** start of DATA EXTRACT **

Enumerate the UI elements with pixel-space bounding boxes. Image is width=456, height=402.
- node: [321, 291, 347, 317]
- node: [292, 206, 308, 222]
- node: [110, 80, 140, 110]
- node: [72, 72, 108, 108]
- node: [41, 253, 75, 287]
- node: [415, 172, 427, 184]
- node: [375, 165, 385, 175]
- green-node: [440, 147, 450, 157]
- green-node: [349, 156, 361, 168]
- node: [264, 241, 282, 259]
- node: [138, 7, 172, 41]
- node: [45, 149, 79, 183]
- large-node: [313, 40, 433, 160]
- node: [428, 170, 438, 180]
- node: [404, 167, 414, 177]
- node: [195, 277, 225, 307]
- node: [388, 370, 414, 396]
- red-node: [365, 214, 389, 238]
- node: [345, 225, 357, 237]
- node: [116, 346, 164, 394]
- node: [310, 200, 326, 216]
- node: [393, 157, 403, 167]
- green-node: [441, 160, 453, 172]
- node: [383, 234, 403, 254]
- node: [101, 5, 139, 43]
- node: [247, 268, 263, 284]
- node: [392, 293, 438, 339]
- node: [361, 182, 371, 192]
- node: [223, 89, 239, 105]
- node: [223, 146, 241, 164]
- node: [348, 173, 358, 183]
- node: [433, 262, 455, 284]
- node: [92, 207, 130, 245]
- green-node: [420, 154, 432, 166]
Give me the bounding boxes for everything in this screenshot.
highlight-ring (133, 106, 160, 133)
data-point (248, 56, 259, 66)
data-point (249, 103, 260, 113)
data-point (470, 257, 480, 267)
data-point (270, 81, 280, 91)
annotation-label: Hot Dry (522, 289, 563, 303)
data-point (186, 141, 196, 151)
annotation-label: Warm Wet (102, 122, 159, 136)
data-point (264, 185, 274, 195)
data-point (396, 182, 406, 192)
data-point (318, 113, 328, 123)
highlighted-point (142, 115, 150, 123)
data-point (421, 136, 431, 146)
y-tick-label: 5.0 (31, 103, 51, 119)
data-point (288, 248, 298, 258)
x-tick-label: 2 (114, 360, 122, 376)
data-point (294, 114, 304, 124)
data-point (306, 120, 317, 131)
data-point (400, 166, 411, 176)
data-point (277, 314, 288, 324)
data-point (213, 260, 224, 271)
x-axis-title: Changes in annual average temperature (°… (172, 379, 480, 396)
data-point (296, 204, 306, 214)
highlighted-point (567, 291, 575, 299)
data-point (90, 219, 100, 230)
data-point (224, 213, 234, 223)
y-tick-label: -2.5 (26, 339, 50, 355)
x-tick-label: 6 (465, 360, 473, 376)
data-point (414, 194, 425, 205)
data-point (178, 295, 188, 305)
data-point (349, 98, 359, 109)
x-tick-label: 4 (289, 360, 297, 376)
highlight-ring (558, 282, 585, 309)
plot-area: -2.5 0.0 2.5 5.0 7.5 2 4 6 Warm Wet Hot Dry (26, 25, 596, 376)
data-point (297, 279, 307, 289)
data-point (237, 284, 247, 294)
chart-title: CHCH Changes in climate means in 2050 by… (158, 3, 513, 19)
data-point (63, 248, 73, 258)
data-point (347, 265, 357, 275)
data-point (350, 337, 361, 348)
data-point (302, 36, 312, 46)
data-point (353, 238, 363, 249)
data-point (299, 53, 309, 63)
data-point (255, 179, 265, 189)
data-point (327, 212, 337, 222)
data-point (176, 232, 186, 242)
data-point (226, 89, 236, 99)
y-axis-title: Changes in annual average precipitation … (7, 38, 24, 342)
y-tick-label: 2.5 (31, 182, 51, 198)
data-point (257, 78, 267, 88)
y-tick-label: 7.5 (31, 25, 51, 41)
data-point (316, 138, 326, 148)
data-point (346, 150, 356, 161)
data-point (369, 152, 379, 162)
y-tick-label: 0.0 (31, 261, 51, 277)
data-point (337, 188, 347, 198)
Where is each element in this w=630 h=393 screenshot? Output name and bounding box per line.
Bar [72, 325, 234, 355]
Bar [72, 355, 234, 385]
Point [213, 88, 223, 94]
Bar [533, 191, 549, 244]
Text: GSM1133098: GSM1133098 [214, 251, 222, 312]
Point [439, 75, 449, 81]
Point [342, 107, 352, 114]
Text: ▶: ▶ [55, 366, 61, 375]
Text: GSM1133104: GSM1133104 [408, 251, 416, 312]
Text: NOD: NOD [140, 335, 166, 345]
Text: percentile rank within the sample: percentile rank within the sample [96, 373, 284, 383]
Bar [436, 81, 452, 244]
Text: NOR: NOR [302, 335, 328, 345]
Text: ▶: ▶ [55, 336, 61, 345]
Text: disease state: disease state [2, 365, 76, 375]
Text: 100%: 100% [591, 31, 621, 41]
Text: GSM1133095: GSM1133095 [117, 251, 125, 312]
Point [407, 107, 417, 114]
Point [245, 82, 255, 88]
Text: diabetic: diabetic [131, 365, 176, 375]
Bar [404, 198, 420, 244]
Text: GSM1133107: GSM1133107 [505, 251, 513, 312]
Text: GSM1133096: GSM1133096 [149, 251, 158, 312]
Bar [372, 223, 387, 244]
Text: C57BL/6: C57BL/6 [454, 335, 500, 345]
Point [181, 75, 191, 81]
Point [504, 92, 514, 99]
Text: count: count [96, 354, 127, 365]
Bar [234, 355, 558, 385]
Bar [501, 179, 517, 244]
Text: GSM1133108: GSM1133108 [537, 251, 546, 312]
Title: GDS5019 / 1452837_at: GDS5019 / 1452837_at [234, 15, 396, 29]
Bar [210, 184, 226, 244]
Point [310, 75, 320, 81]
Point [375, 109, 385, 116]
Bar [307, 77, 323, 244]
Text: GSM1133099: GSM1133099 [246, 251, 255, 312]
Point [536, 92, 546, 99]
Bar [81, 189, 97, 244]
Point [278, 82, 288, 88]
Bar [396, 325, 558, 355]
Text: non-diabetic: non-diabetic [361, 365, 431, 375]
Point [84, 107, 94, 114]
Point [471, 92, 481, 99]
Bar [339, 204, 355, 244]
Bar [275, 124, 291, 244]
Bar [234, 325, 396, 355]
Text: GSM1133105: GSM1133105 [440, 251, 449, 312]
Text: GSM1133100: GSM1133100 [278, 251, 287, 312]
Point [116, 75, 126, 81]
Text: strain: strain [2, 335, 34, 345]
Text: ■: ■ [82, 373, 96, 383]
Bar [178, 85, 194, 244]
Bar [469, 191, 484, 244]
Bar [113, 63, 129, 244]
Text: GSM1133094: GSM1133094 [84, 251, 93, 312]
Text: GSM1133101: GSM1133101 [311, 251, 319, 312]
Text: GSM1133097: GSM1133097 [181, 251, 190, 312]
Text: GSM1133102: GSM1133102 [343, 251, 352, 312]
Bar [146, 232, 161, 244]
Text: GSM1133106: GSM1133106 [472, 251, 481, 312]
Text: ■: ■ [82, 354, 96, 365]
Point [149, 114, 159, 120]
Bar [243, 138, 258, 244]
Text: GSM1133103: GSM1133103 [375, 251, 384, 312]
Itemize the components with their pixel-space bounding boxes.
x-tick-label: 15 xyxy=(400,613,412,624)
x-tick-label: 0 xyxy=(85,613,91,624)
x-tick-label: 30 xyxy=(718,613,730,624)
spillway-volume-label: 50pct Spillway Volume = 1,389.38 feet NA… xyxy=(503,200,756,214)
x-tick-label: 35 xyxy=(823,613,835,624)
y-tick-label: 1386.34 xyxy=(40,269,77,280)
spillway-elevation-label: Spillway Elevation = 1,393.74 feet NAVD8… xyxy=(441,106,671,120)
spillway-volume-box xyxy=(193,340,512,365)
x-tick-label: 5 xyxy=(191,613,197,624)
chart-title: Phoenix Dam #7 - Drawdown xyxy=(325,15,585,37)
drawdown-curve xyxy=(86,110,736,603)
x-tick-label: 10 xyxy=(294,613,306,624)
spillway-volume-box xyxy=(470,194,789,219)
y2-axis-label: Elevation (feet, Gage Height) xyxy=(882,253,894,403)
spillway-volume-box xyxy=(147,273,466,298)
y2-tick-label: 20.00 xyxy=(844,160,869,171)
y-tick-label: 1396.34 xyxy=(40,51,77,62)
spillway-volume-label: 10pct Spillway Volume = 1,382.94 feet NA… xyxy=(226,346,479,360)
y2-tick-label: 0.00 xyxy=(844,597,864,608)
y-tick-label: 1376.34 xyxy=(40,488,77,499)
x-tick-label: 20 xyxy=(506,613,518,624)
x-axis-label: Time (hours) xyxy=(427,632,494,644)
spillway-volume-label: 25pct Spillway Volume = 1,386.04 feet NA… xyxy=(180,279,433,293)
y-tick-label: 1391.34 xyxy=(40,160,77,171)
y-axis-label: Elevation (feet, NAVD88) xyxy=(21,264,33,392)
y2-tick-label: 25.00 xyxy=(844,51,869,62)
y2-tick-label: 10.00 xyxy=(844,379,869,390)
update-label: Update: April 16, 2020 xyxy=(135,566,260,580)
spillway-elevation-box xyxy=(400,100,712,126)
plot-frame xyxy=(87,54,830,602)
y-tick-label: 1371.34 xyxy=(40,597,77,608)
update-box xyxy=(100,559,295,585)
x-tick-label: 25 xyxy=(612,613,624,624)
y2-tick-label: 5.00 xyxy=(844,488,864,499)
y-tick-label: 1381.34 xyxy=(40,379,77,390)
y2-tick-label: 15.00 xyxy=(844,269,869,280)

** end of DATA EXTRACT **

Repeat the records word for word, from their first line through the line with "- node: [415, 172, 427, 184]", including both ends.

## EXERCISE RESPONSE:
Enumerate the UI elements with pixel-space bounding boxes. Image is width=456, height=402.
- node: [321, 291, 347, 317]
- node: [292, 206, 308, 222]
- node: [110, 80, 140, 110]
- node: [72, 72, 108, 108]
- node: [41, 253, 75, 287]
- node: [415, 172, 427, 184]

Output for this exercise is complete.